WORK INSTRUCTIONS
Determine the count of lines holding the string "name". Return only the number.

Chart and figure data
-------------------------

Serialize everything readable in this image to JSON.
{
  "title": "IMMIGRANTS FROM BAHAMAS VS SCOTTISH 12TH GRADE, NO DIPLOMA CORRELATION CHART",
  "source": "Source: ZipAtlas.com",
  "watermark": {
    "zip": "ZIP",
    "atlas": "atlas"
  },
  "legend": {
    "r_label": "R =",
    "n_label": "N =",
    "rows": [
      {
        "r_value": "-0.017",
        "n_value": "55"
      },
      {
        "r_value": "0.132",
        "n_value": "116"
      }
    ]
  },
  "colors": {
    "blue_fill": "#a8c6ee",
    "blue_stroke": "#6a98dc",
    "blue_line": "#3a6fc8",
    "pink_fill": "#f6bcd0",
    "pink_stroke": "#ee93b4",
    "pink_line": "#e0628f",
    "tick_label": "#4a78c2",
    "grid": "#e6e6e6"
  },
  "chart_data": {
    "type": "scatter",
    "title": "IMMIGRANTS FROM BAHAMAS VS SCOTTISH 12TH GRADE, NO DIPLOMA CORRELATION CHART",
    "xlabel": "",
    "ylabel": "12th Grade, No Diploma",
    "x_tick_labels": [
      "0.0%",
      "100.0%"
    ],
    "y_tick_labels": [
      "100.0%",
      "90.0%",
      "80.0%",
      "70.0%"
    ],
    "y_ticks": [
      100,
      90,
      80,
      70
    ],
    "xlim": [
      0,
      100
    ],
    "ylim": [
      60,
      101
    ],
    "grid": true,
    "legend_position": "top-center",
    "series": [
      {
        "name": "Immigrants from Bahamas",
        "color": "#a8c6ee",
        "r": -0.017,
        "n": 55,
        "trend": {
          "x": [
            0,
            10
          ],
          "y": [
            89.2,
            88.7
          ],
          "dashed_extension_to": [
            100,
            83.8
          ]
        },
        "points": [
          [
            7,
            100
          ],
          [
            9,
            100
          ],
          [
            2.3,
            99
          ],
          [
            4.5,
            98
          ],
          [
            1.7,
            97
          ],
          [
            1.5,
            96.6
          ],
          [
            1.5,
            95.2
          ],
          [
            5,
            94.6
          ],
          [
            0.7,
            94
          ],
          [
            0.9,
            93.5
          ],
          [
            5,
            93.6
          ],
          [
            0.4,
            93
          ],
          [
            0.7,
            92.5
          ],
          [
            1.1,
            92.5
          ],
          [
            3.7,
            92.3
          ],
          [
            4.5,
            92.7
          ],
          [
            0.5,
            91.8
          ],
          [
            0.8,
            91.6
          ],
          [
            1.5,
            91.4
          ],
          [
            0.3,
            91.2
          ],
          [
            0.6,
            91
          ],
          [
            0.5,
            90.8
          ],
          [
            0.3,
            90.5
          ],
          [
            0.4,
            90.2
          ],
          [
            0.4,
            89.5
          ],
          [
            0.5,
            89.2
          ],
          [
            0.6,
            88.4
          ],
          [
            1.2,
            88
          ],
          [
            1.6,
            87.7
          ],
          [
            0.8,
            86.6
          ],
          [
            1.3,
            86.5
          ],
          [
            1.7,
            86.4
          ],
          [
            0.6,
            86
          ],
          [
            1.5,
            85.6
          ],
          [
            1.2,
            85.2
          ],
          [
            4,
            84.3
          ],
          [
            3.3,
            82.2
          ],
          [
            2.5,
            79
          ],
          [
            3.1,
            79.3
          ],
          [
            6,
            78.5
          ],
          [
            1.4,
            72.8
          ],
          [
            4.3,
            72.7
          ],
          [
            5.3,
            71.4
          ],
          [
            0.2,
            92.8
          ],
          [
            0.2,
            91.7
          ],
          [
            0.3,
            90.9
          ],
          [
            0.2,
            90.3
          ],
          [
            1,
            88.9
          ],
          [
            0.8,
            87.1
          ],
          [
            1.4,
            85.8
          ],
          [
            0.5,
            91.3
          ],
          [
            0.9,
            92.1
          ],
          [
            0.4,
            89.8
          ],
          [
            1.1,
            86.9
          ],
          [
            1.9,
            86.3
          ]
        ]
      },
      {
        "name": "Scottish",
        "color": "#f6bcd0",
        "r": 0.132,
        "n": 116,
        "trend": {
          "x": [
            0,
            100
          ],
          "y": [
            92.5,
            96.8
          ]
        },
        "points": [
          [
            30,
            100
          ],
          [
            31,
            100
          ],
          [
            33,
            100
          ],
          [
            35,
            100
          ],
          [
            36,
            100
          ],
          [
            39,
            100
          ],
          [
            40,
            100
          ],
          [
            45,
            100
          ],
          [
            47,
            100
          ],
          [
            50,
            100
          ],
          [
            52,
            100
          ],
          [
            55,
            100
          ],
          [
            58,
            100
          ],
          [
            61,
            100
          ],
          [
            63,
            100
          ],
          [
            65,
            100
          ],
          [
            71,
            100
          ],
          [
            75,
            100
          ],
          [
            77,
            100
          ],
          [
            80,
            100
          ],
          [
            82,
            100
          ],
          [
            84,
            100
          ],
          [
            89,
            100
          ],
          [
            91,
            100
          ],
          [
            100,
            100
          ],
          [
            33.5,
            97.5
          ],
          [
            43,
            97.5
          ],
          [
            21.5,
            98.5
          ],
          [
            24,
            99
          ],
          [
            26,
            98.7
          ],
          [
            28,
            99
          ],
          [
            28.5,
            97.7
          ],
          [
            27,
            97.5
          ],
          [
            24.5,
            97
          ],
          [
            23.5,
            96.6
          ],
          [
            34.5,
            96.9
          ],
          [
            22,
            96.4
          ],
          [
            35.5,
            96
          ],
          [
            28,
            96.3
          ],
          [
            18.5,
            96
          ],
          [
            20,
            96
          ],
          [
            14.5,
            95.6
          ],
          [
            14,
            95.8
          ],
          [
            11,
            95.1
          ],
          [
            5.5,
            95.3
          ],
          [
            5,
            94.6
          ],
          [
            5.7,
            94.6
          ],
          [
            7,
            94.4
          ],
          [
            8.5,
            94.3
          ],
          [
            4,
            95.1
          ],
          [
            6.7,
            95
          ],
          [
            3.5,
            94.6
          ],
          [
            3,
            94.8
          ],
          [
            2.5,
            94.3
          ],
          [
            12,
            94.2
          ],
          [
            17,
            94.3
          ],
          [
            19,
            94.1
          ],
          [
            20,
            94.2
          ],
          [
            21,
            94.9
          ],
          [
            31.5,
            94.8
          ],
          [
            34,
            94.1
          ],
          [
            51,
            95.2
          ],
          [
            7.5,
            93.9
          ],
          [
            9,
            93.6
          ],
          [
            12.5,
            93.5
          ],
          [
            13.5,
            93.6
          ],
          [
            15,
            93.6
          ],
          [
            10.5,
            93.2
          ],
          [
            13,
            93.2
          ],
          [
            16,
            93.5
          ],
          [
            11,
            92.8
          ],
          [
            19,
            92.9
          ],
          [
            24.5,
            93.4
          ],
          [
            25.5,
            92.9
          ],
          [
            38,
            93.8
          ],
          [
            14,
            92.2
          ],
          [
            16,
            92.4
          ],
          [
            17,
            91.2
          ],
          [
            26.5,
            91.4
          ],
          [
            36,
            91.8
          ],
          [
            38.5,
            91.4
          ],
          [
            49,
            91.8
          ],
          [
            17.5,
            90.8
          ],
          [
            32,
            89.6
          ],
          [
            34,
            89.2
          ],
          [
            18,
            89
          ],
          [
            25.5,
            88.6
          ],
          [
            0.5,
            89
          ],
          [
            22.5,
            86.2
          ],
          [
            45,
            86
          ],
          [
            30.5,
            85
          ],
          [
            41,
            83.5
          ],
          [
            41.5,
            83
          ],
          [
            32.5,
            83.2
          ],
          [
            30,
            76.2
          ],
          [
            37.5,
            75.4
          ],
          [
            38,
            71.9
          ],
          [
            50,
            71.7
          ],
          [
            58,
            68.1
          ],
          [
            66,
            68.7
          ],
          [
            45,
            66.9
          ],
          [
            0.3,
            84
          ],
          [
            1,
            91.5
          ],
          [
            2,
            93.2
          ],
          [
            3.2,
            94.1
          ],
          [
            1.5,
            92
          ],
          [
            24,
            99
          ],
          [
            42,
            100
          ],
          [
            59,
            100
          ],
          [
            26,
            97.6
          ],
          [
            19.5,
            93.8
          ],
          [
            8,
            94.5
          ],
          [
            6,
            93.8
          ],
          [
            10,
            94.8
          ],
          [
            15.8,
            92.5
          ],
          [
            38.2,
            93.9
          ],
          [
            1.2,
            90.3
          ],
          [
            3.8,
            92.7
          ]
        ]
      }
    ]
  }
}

-------------------------

FINISHED ANSWER
2